Exercise materials:

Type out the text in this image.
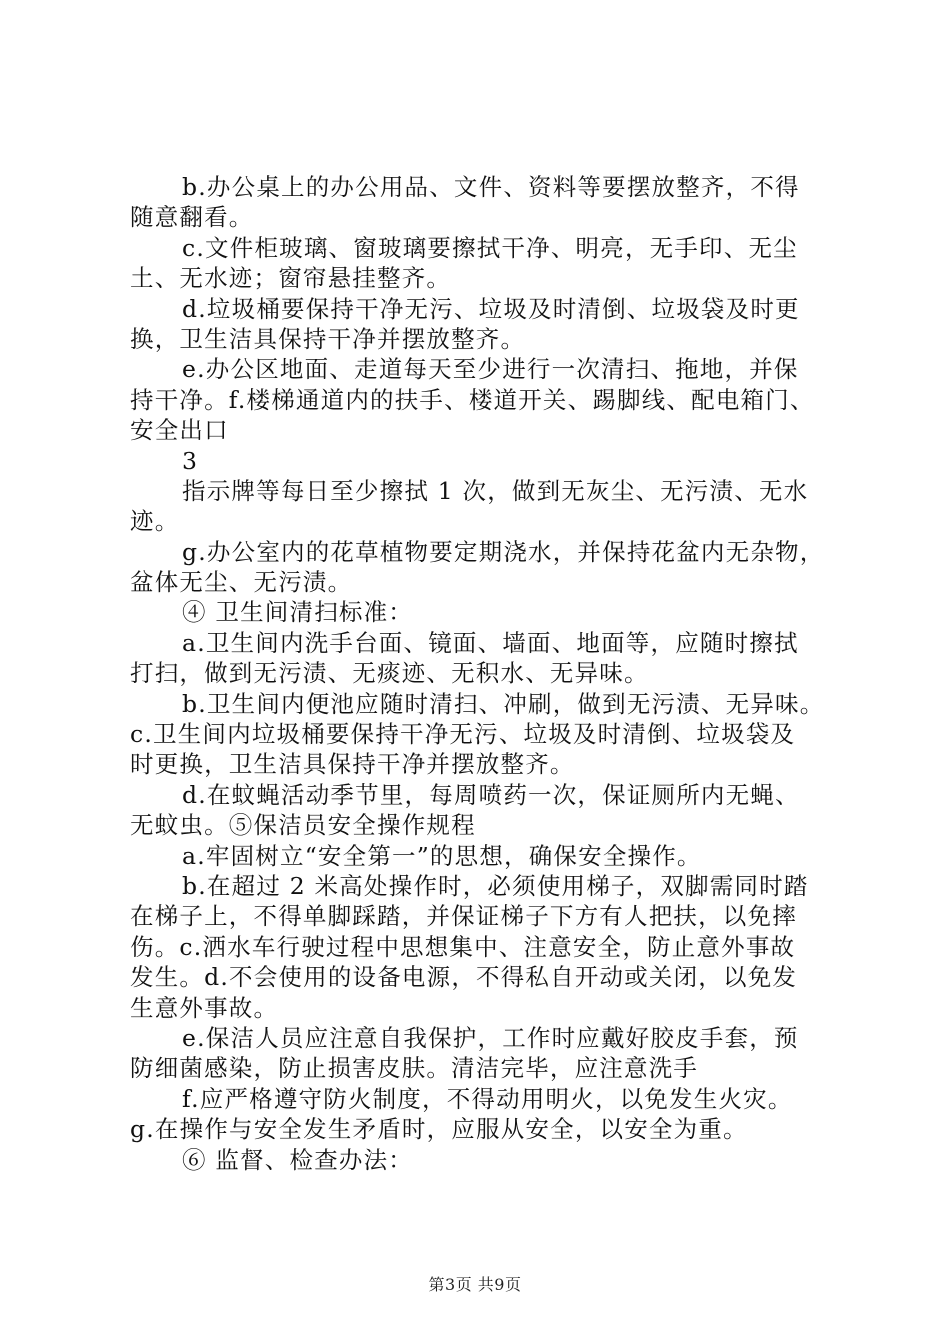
b.办公桌上的办公用品、文件、资料等要摆放整齐，不得
随意翻看。
c.文件柜玻璃、窗玻璃要擦拭干净、明亮，无手印、无尘
土、无水迹；窗帘悬挂整齐。
d.垃圾桶要保持干净无污、垃圾及时清倒、垃圾袋及时更
换，卫生洁具保持干净并摆放整齐。
e.办公区地面、走道每天至少进行一次清扫、拖地，并保
持干净。f.楼梯通道内的扶手、楼道开关、踢脚线、配电箱门、
安全出口
3
指示牌等每日至少擦拭 1 次，做到无灰尘、无污渍、无水
迹。
g.办公室内的花草植物要定期浇水，并保持花盆内无杂物，
盆体无尘、无污渍。
④ 卫生间清扫标准：
a.卫生间内洗手台面、镜面、墙面、地面等，应随时擦拭
打扫，做到无污渍、无痰迹、无积水、无异味。
b.卫生间内便池应随时清扫、冲刷，做到无污渍、无异味。
c.卫生间内垃圾桶要保持干净无污、垃圾及时清倒、垃圾袋及
时更换，卫生洁具保持干净并摆放整齐。
d.在蚊蝇活动季节里，每周喷药一次，保证厕所内无蝇、
无蚊虫。⑤保洁员安全操作规程
a.牢固树立“安全第一”的思想，确保安全操作。
b.在超过 2 米高处操作时，必须使用梯子，双脚需同时踏
在梯子上，不得单脚踩踏，并保证梯子下方有人把扶，以免摔
伤。c.洒水车行驶过程中思想集中、注意安全，防止意外事故
发生。d.不会使用的设备电源，不得私自开动或关闭，以免发
生意外事故。
e.保洁人员应注意自我保护，工作时应戴好胶皮手套，预
防细菌感染，防止损害皮肤。清洁完毕，应注意洗手
f.应严格遵守防火制度，不得动用明火，以免发生火灾。
g.在操作与安全发生矛盾时，应服从安全，以安全为重。
⑥ 监督、检查办法：
第3页 共9页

Stated problem: Omitting all images, retype each line of the records precisely.

Exercise response:
Type out the text in this image.
b.办公桌上的办公用品、文件、资料等要摆放整齐，不得
随意翻看。
c.文件柜玻璃、窗玻璃要擦拭干净、明亮，无手印、无尘
土、无水迹；窗帘悬挂整齐。
d.垃圾桶要保持干净无污、垃圾及时清倒、垃圾袋及时更
换，卫生洁具保持干净并摆放整齐。
e.办公区地面、走道每天至少进行一次清扫、拖地，并保
持干净。f.楼梯通道内的扶手、楼道开关、踢脚线、配电箱门、
安全出口
3
指示牌等每日至少擦拭 1 次，做到无灰尘、无污渍、无水
迹。
g.办公室内的花草植物要定期浇水，并保持花盆内无杂物，
盆体无尘、无污渍。
④ 卫生间清扫标准：
a.卫生间内洗手台面、镜面、墙面、地面等，应随时擦拭
打扫，做到无污渍、无痰迹、无积水、无异味。
b.卫生间内便池应随时清扫、冲刷，做到无污渍、无异味。
c.卫生间内垃圾桶要保持干净无污、垃圾及时清倒、垃圾袋及
时更换，卫生洁具保持干净并摆放整齐。
d.在蚊蝇活动季节里，每周喷药一次，保证厕所内无蝇、
无蚊虫。⑤保洁员安全操作规程
a.牢固树立“安全第一”的思想，确保安全操作。
b.在超过 2 米高处操作时，必须使用梯子，双脚需同时踏
在梯子上，不得单脚踩踏，并保证梯子下方有人把扶，以免摔
伤。c.洒水车行驶过程中思想集中、注意安全，防止意外事故
发生。d.不会使用的设备电源，不得私自开动或关闭，以免发
生意外事故。
e.保洁人员应注意自我保护，工作时应戴好胶皮手套，预
防细菌感染，防止损害皮肤。清洁完毕，应注意洗手
f.应严格遵守防火制度，不得动用明火，以免发生火灾。
g.在操作与安全发生矛盾时，应服从安全，以安全为重。
⑥ 监督、检查办法：
第3页 共9页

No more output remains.